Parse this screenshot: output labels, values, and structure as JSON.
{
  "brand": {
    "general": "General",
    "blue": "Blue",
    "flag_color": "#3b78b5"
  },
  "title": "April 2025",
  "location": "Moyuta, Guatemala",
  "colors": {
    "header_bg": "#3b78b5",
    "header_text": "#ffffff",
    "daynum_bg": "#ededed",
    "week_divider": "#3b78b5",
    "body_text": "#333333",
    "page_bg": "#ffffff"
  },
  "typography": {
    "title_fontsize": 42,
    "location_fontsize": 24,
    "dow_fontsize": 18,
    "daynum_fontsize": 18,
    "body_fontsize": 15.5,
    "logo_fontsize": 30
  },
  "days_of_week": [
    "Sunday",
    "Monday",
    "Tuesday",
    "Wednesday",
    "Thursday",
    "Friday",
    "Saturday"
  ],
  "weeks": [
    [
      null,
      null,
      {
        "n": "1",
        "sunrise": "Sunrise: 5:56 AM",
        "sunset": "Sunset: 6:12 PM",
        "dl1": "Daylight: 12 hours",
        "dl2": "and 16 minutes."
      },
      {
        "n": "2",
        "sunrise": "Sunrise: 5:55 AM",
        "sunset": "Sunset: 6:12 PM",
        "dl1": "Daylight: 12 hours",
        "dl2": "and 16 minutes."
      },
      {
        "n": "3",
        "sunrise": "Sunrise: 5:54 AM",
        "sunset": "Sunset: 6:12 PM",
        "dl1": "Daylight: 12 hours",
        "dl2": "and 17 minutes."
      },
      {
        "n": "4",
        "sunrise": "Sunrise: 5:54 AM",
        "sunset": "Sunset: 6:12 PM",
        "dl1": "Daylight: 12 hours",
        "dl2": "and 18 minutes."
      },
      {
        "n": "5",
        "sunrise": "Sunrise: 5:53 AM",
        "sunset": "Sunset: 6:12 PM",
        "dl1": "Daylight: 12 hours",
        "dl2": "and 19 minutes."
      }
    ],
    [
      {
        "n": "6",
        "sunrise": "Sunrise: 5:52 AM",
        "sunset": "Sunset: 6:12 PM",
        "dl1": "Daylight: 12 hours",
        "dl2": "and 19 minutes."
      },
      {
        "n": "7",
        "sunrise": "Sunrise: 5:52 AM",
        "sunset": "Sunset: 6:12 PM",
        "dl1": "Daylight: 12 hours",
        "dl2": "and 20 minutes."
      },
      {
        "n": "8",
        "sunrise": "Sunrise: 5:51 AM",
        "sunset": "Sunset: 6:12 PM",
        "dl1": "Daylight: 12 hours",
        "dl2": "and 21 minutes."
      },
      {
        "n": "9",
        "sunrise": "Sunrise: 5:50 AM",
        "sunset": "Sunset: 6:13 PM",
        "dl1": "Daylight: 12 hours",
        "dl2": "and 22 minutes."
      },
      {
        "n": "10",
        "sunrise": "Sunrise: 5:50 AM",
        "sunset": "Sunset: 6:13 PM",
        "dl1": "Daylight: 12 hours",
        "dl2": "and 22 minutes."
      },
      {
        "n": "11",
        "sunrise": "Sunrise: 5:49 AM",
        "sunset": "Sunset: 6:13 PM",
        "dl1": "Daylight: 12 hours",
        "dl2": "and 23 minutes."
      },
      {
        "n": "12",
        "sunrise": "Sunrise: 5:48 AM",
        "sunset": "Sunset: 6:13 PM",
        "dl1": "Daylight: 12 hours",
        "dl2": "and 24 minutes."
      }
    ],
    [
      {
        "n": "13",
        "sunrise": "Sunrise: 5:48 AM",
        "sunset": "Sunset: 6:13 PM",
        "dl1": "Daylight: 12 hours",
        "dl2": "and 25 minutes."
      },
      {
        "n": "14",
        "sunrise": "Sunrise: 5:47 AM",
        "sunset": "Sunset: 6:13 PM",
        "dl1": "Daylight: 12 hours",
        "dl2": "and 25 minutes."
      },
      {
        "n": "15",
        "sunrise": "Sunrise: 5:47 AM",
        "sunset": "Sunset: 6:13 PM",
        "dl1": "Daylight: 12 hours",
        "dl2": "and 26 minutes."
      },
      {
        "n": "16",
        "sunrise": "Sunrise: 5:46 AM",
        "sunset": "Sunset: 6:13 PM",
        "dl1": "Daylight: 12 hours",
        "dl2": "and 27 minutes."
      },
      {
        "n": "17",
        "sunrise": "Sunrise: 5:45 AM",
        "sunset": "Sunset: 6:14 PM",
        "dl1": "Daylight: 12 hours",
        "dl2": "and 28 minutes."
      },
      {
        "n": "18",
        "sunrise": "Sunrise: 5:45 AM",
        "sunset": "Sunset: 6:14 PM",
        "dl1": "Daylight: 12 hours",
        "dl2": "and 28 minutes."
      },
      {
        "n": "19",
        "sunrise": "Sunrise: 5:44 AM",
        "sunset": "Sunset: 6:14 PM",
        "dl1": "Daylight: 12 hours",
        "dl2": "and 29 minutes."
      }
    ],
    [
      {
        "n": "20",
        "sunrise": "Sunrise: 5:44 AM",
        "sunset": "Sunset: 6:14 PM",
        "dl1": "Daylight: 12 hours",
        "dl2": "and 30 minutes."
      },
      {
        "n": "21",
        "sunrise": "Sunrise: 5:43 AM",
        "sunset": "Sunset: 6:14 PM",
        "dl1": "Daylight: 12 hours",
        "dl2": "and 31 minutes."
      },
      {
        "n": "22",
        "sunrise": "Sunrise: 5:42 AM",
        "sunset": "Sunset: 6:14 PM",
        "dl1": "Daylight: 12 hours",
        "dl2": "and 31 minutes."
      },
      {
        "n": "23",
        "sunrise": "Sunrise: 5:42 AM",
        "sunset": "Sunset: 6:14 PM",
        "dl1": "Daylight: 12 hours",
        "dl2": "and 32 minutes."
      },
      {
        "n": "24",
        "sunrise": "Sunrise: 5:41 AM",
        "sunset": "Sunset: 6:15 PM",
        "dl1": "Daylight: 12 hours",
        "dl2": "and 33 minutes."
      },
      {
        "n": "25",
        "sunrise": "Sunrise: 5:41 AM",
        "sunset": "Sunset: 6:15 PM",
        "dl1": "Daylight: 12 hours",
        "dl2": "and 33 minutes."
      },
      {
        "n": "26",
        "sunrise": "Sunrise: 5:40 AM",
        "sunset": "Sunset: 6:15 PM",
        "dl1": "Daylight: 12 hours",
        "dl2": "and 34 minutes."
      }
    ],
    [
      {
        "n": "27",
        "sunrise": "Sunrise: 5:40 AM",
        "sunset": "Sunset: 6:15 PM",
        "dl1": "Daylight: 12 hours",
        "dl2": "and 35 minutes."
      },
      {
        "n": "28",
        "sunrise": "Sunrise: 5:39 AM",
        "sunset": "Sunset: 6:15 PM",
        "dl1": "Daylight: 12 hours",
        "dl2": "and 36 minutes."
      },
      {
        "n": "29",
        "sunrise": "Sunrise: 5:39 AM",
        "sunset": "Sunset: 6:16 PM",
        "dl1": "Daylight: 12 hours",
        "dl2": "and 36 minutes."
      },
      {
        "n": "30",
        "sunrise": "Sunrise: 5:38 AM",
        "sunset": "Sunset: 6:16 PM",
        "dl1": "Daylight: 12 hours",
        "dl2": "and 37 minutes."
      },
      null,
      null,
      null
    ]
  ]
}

§ Work to complete
Return the entries above exactly as they appear.

§ Task output
Parse this screenshot: output labels, values, and structure as JSON.
{
  "brand": {
    "general": "General",
    "blue": "Blue",
    "flag_color": "#3b78b5"
  },
  "title": "April 2025",
  "location": "Moyuta, Guatemala",
  "colors": {
    "header_bg": "#3b78b5",
    "header_text": "#ffffff",
    "daynum_bg": "#ededed",
    "week_divider": "#3b78b5",
    "body_text": "#333333",
    "page_bg": "#ffffff"
  },
  "typography": {
    "title_fontsize": 42,
    "location_fontsize": 24,
    "dow_fontsize": 18,
    "daynum_fontsize": 18,
    "body_fontsize": 15.5,
    "logo_fontsize": 30
  },
  "days_of_week": [
    "Sunday",
    "Monday",
    "Tuesday",
    "Wednesday",
    "Thursday",
    "Friday",
    "Saturday"
  ],
  "weeks": [
    [
      null,
      null,
      {
        "n": "1",
        "sunrise": "Sunrise: 5:56 AM",
        "sunset": "Sunset: 6:12 PM",
        "dl1": "Daylight: 12 hours",
        "dl2": "and 16 minutes."
      },
      {
        "n": "2",
        "sunrise": "Sunrise: 5:55 AM",
        "sunset": "Sunset: 6:12 PM",
        "dl1": "Daylight: 12 hours",
        "dl2": "and 16 minutes."
      },
      {
        "n": "3",
        "sunrise": "Sunrise: 5:54 AM",
        "sunset": "Sunset: 6:12 PM",
        "dl1": "Daylight: 12 hours",
        "dl2": "and 17 minutes."
      },
      {
        "n": "4",
        "sunrise": "Sunrise: 5:54 AM",
        "sunset": "Sunset: 6:12 PM",
        "dl1": "Daylight: 12 hours",
        "dl2": "and 18 minutes."
      },
      {
        "n": "5",
        "sunrise": "Sunrise: 5:53 AM",
        "sunset": "Sunset: 6:12 PM",
        "dl1": "Daylight: 12 hours",
        "dl2": "and 19 minutes."
      }
    ],
    [
      {
        "n": "6",
        "sunrise": "Sunrise: 5:52 AM",
        "sunset": "Sunset: 6:12 PM",
        "dl1": "Daylight: 12 hours",
        "dl2": "and 19 minutes."
      },
      {
        "n": "7",
        "sunrise": "Sunrise: 5:52 AM",
        "sunset": "Sunset: 6:12 PM",
        "dl1": "Daylight: 12 hours",
        "dl2": "and 20 minutes."
      },
      {
        "n": "8",
        "sunrise": "Sunrise: 5:51 AM",
        "sunset": "Sunset: 6:12 PM",
        "dl1": "Daylight: 12 hours",
        "dl2": "and 21 minutes."
      },
      {
        "n": "9",
        "sunrise": "Sunrise: 5:50 AM",
        "sunset": "Sunset: 6:13 PM",
        "dl1": "Daylight: 12 hours",
        "dl2": "and 22 minutes."
      },
      {
        "n": "10",
        "sunrise": "Sunrise: 5:50 AM",
        "sunset": "Sunset: 6:13 PM",
        "dl1": "Daylight: 12 hours",
        "dl2": "and 22 minutes."
      },
      {
        "n": "11",
        "sunrise": "Sunrise: 5:49 AM",
        "sunset": "Sunset: 6:13 PM",
        "dl1": "Daylight: 12 hours",
        "dl2": "and 23 minutes."
      },
      {
        "n": "12",
        "sunrise": "Sunrise: 5:48 AM",
        "sunset": "Sunset: 6:13 PM",
        "dl1": "Daylight: 12 hours",
        "dl2": "and 24 minutes."
      }
    ],
    [
      {
        "n": "13",
        "sunrise": "Sunrise: 5:48 AM",
        "sunset": "Sunset: 6:13 PM",
        "dl1": "Daylight: 12 hours",
        "dl2": "and 25 minutes."
      },
      {
        "n": "14",
        "sunrise": "Sunrise: 5:47 AM",
        "sunset": "Sunset: 6:13 PM",
        "dl1": "Daylight: 12 hours",
        "dl2": "and 25 minutes."
      },
      {
        "n": "15",
        "sunrise": "Sunrise: 5:47 AM",
        "sunset": "Sunset: 6:13 PM",
        "dl1": "Daylight: 12 hours",
        "dl2": "and 26 minutes."
      },
      {
        "n": "16",
        "sunrise": "Sunrise: 5:46 AM",
        "sunset": "Sunset: 6:13 PM",
        "dl1": "Daylight: 12 hours",
        "dl2": "and 27 minutes."
      },
      {
        "n": "17",
        "sunrise": "Sunrise: 5:45 AM",
        "sunset": "Sunset: 6:14 PM",
        "dl1": "Daylight: 12 hours",
        "dl2": "and 28 minutes."
      },
      {
        "n": "18",
        "sunrise": "Sunrise: 5:45 AM",
        "sunset": "Sunset: 6:14 PM",
        "dl1": "Daylight: 12 hours",
        "dl2": "and 28 minutes."
      },
      {
        "n": "19",
        "sunrise": "Sunrise: 5:44 AM",
        "sunset": "Sunset: 6:14 PM",
        "dl1": "Daylight: 12 hours",
        "dl2": "and 29 minutes."
      }
    ],
    [
      {
        "n": "20",
        "sunrise": "Sunrise: 5:44 AM",
        "sunset": "Sunset: 6:14 PM",
        "dl1": "Daylight: 12 hours",
        "dl2": "and 30 minutes."
      },
      {
        "n": "21",
        "sunrise": "Sunrise: 5:43 AM",
        "sunset": "Sunset: 6:14 PM",
        "dl1": "Daylight: 12 hours",
        "dl2": "and 31 minutes."
      },
      {
        "n": "22",
        "sunrise": "Sunrise: 5:42 AM",
        "sunset": "Sunset: 6:14 PM",
        "dl1": "Daylight: 12 hours",
        "dl2": "and 31 minutes."
      },
      {
        "n": "23",
        "sunrise": "Sunrise: 5:42 AM",
        "sunset": "Sunset: 6:14 PM",
        "dl1": "Daylight: 12 hours",
        "dl2": "and 32 minutes."
      },
      {
        "n": "24",
        "sunrise": "Sunrise: 5:41 AM",
        "sunset": "Sunset: 6:15 PM",
        "dl1": "Daylight: 12 hours",
        "dl2": "and 33 minutes."
      },
      {
        "n": "25",
        "sunrise": "Sunrise: 5:41 AM",
        "sunset": "Sunset: 6:15 PM",
        "dl1": "Daylight: 12 hours",
        "dl2": "and 33 minutes."
      },
      {
        "n": "26",
        "sunrise": "Sunrise: 5:40 AM",
        "sunset": "Sunset: 6:15 PM",
        "dl1": "Daylight: 12 hours",
        "dl2": "and 34 minutes."
      }
    ],
    [
      {
        "n": "27",
        "sunrise": "Sunrise: 5:40 AM",
        "sunset": "Sunset: 6:15 PM",
        "dl1": "Daylight: 12 hours",
        "dl2": "and 35 minutes."
      },
      {
        "n": "28",
        "sunrise": "Sunrise: 5:39 AM",
        "sunset": "Sunset: 6:15 PM",
        "dl1": "Daylight: 12 hours",
        "dl2": "and 36 minutes."
      },
      {
        "n": "29",
        "sunrise": "Sunrise: 5:39 AM",
        "sunset": "Sunset: 6:16 PM",
        "dl1": "Daylight: 12 hours",
        "dl2": "and 36 minutes."
      },
      {
        "n": "30",
        "sunrise": "Sunrise: 5:38 AM",
        "sunset": "Sunset: 6:16 PM",
        "dl1": "Daylight: 12 hours",
        "dl2": "and 37 minutes."
      },
      null,
      null,
      null
    ]
  ]
}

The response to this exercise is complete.